Write out all entries word for word.

## start Available records

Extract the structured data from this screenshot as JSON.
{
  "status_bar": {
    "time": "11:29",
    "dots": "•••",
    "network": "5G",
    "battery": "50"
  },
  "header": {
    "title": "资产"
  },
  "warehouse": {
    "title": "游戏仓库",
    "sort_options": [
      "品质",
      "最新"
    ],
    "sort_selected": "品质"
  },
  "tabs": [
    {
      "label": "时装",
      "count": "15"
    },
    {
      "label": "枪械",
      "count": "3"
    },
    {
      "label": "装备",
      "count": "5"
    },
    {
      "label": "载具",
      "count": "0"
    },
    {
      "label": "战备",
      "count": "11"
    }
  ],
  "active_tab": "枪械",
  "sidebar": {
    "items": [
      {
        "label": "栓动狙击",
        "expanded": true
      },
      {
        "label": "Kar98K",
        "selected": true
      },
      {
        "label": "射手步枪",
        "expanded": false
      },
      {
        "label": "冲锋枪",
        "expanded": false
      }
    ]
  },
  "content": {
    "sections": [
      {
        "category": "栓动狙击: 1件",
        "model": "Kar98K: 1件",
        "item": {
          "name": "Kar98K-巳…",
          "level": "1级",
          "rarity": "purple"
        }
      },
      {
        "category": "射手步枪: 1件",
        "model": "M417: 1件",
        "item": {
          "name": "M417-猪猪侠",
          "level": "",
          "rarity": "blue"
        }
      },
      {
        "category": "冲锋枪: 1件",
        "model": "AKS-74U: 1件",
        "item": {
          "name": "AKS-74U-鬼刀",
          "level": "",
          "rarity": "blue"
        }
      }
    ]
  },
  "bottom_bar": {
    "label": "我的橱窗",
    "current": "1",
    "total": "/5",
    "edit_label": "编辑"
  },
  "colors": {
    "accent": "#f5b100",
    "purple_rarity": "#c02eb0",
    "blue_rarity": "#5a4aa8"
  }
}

## end Available records

▶ Output of the exercise
Extract the structured data from this screenshot as JSON.
{
  "status_bar": {
    "time": "11:29",
    "dots": "•••",
    "network": "5G",
    "battery": "50"
  },
  "header": {
    "title": "资产"
  },
  "warehouse": {
    "title": "游戏仓库",
    "sort_options": [
      "品质",
      "最新"
    ],
    "sort_selected": "品质"
  },
  "tabs": [
    {
      "label": "时装",
      "count": "15"
    },
    {
      "label": "枪械",
      "count": "3"
    },
    {
      "label": "装备",
      "count": "5"
    },
    {
      "label": "载具",
      "count": "0"
    },
    {
      "label": "战备",
      "count": "11"
    }
  ],
  "active_tab": "枪械",
  "sidebar": {
    "items": [
      {
        "label": "栓动狙击",
        "expanded": true
      },
      {
        "label": "Kar98K",
        "selected": true
      },
      {
        "label": "射手步枪",
        "expanded": false
      },
      {
        "label": "冲锋枪",
        "expanded": false
      }
    ]
  },
  "content": {
    "sections": [
      {
        "category": "栓动狙击: 1件",
        "model": "Kar98K: 1件",
        "item": {
          "name": "Kar98K-巳…",
          "level": "1级",
          "rarity": "purple"
        }
      },
      {
        "category": "射手步枪: 1件",
        "model": "M417: 1件",
        "item": {
          "name": "M417-猪猪侠",
          "level": "",
          "rarity": "blue"
        }
      },
      {
        "category": "冲锋枪: 1件",
        "model": "AKS-74U: 1件",
        "item": {
          "name": "AKS-74U-鬼刀",
          "level": "",
          "rarity": "blue"
        }
      }
    ]
  },
  "bottom_bar": {
    "label": "我的橱窗",
    "current": "1",
    "total": "/5",
    "edit_label": "编辑"
  },
  "colors": {
    "accent": "#f5b100",
    "purple_rarity": "#c02eb0",
    "blue_rarity": "#5a4aa8"
  }
}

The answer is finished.